[Start of DATA IN THIS EXERCISE]

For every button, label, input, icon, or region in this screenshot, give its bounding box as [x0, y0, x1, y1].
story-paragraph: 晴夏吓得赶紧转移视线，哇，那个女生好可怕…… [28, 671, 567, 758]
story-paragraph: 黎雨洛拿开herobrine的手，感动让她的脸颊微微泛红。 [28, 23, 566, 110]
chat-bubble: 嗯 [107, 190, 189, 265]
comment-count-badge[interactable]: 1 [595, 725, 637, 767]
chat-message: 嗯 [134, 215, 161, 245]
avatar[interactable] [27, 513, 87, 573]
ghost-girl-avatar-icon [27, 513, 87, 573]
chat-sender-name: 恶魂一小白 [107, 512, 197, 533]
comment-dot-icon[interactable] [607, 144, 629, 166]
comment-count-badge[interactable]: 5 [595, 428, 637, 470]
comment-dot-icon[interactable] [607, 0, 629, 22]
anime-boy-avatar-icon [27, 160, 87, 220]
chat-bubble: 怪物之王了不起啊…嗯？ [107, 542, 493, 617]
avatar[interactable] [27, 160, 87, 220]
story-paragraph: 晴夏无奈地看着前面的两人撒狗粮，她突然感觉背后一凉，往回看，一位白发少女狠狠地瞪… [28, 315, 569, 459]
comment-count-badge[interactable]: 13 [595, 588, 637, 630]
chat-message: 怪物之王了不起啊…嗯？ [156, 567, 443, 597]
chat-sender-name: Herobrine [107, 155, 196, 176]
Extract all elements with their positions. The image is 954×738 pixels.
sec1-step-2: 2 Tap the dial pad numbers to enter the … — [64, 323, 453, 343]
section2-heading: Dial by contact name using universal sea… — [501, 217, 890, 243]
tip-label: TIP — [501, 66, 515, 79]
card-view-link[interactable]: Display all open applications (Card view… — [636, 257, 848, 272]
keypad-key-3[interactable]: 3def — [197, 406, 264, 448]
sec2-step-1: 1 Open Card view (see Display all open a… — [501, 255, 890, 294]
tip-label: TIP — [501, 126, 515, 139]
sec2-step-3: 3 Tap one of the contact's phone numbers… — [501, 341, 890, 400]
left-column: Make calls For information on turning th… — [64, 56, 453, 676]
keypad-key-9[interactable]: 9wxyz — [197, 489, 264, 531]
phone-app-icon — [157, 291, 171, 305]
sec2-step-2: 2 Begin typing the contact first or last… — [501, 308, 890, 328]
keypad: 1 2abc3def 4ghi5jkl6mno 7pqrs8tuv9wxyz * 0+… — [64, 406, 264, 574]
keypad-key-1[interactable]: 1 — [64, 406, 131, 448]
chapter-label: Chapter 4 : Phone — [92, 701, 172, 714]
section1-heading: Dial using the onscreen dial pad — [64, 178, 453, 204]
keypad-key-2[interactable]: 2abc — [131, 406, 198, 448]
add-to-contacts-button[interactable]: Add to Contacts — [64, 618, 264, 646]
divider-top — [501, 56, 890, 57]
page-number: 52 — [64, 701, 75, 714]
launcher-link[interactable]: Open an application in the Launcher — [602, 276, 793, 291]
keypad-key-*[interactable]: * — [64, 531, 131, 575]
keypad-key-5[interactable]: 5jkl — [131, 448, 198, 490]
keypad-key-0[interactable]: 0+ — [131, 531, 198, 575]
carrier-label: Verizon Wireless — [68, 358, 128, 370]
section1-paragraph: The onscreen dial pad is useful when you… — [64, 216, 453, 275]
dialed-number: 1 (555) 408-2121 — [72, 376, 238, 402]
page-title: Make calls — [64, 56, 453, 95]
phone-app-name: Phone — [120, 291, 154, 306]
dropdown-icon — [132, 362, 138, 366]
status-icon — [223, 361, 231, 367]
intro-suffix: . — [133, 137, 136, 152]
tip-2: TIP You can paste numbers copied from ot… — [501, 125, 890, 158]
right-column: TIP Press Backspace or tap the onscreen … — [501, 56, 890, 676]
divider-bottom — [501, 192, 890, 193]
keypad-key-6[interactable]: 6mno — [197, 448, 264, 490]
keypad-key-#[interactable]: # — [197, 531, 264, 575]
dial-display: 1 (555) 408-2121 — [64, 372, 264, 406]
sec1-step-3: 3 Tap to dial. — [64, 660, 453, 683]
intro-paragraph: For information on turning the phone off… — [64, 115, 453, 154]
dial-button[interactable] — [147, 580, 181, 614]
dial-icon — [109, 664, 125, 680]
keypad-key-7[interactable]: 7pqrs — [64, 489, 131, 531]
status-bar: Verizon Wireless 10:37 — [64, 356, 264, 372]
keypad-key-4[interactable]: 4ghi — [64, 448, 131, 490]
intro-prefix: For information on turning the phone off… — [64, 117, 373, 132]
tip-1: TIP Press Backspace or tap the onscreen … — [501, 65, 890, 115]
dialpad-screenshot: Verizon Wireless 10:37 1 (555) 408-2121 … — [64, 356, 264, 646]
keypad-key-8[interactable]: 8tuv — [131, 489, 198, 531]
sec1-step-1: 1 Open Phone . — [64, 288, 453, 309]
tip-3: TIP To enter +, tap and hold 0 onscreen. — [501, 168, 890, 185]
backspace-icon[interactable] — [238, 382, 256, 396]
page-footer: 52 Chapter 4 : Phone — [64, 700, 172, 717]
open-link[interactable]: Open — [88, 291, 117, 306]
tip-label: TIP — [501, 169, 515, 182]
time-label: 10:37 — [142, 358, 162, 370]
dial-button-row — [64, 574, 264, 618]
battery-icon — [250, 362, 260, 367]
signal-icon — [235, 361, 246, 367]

[End of DATA IN THIS EXERCISE]

Edit all of the data above, changing every "tip-label" to "tip-heading" and leaving everything else the same.

CORRECT RESULT:
For every button, label, input, icon, or region in this screenshot, give its bounding box as [x0, y0, x1, y1].
story-paragraph: 晴夏吓得赶紧转移视线，哇，那个女生好可怕…… [28, 671, 567, 758]
story-paragraph: 黎雨洛拿开herobrine的手，感动让她的脸颊微微泛红。 [28, 23, 566, 110]
chat-bubble: 嗯 [107, 190, 189, 265]
comment-count-badge[interactable]: 1 [595, 725, 637, 767]
chat-message: 嗯 [134, 215, 161, 245]
avatar[interactable] [27, 513, 87, 573]
ghost-girl-avatar-icon [27, 513, 87, 573]
chat-sender-name: 恶魂一小白 [107, 512, 197, 533]
comment-dot-icon[interactable] [607, 144, 629, 166]
comment-count-badge[interactable]: 5 [595, 428, 637, 470]
comment-dot-icon[interactable] [607, 0, 629, 22]
anime-boy-avatar-icon [27, 160, 87, 220]
chat-bubble: 怪物之王了不起啊…嗯？ [107, 542, 493, 617]
avatar[interactable] [27, 160, 87, 220]
story-paragraph: 晴夏无奈地看着前面的两人撒狗粮，她突然感觉背后一凉，往回看，一位白发少女狠狠地瞪… [28, 315, 569, 459]
comment-count-badge[interactable]: 13 [595, 588, 637, 630]
chat-message: 怪物之王了不起啊…嗯？ [156, 567, 443, 597]
chat-sender-name: Herobrine [107, 155, 196, 176]
Extract all elements with their positions. The image is 954×738 pixels.
sec1-step-2: 2 Tap the dial pad numbers to enter the … — [64, 323, 453, 343]
section2-heading: Dial by contact name using universal sea… — [501, 217, 890, 243]
tip-heading: TIP — [501, 66, 515, 79]
card-view-link[interactable]: Display all open applications (Card view… — [636, 257, 848, 272]
keypad-key-3[interactable]: 3def — [197, 406, 264, 448]
sec2-step-1: 1 Open Card view (see Display all open a… — [501, 255, 890, 294]
tip-heading: TIP — [501, 126, 515, 139]
sec2-step-3: 3 Tap one of the contact's phone numbers… — [501, 341, 890, 400]
left-column: Make calls For information on turning th… — [64, 56, 453, 676]
keypad-key-9[interactable]: 9wxyz — [197, 489, 264, 531]
phone-app-icon — [157, 291, 171, 305]
sec2-step-2: 2 Begin typing the contact first or last… — [501, 308, 890, 328]
keypad: 1 2abc3def 4ghi5jkl6mno 7pqrs8tuv9wxyz * 0+… — [64, 406, 264, 574]
keypad-key-1[interactable]: 1 — [64, 406, 131, 448]
chapter-label: Chapter 4 : Phone — [92, 701, 172, 714]
section1-heading: Dial using the onscreen dial pad — [64, 178, 453, 204]
keypad-key-2[interactable]: 2abc — [131, 406, 198, 448]
add-to-contacts-button[interactable]: Add to Contacts — [64, 618, 264, 646]
divider-top — [501, 56, 890, 57]
page-number: 52 — [64, 701, 75, 714]
launcher-link[interactable]: Open an application in the Launcher — [602, 276, 793, 291]
keypad-key-*[interactable]: * — [64, 531, 131, 575]
keypad-key-5[interactable]: 5jkl — [131, 448, 198, 490]
keypad-key-0[interactable]: 0+ — [131, 531, 198, 575]
carrier-label: Verizon Wireless — [68, 358, 128, 370]
section1-paragraph: The onscreen dial pad is useful when you… — [64, 216, 453, 275]
dialed-number: 1 (555) 408-2121 — [72, 376, 238, 402]
page-title: Make calls — [64, 56, 453, 95]
phone-app-name: Phone — [120, 291, 154, 306]
dropdown-icon — [132, 362, 138, 366]
status-icon — [223, 361, 231, 367]
intro-suffix: . — [133, 137, 136, 152]
tip-2: TIP You can paste numbers copied from ot… — [501, 125, 890, 158]
right-column: TIP Press Backspace or tap the onscreen … — [501, 56, 890, 676]
divider-bottom — [501, 192, 890, 193]
keypad-key-6[interactable]: 6mno — [197, 448, 264, 490]
keypad-key-#[interactable]: # — [197, 531, 264, 575]
dial-display: 1 (555) 408-2121 — [64, 372, 264, 406]
sec1-step-3: 3 Tap to dial. — [64, 660, 453, 683]
intro-paragraph: For information on turning the phone off… — [64, 115, 453, 154]
dial-button[interactable] — [147, 580, 181, 614]
dial-icon — [109, 664, 125, 680]
keypad-key-7[interactable]: 7pqrs — [64, 489, 131, 531]
status-bar: Verizon Wireless 10:37 — [64, 356, 264, 372]
keypad-key-4[interactable]: 4ghi — [64, 448, 131, 490]
intro-prefix: For information on turning the phone off… — [64, 117, 373, 132]
tip-1: TIP Press Backspace or tap the onscreen … — [501, 65, 890, 115]
dialpad-screenshot: Verizon Wireless 10:37 1 (555) 408-2121 … — [64, 356, 264, 646]
keypad-key-8[interactable]: 8tuv — [131, 489, 198, 531]
sec1-step-1: 1 Open Phone . — [64, 288, 453, 309]
tip-3: TIP To enter +, tap and hold 0 onscreen. — [501, 168, 890, 185]
backspace-icon[interactable] — [238, 382, 256, 396]
page-footer: 52 Chapter 4 : Phone — [64, 700, 172, 717]
open-link[interactable]: Open — [88, 291, 117, 306]
tip-heading: TIP — [501, 169, 515, 182]
time-label: 10:37 — [142, 358, 162, 370]
dial-button-row — [64, 574, 264, 618]
battery-icon — [250, 362, 260, 367]
signal-icon — [235, 361, 246, 367]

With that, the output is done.